_Exercise description_
Search the listing below for the string "pela" and show each line that contains it.

*-*-*

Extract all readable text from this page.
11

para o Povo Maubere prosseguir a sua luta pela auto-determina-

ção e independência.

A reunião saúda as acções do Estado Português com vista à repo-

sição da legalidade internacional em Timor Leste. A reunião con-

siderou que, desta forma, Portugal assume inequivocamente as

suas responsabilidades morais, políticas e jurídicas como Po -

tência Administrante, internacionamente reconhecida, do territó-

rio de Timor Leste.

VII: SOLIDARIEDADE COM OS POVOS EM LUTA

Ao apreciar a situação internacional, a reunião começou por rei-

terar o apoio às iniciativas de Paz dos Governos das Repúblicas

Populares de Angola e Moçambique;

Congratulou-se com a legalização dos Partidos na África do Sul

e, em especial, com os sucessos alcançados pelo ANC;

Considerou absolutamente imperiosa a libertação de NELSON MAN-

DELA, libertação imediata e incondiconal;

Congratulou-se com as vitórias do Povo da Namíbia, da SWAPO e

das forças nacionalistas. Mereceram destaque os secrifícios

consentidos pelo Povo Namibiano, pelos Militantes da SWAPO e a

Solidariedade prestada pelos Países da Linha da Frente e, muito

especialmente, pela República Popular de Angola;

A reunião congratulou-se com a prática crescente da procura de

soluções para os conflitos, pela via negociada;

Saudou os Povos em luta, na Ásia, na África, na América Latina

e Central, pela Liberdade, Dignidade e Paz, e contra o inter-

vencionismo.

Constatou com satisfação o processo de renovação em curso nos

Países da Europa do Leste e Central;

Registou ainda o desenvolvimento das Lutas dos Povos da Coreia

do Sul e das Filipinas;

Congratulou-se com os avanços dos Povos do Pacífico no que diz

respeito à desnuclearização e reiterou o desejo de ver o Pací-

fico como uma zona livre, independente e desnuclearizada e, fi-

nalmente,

*-*-*

_Reply to the task_
para o Povo Maubere prosseguir a sua luta pela auto-determina-
especialmente, pela República Popular de Angola;
soluções para os conflitos, pela via negociada;
e Central, pela Liberdade, Dignidade e Paz, e contra o inter-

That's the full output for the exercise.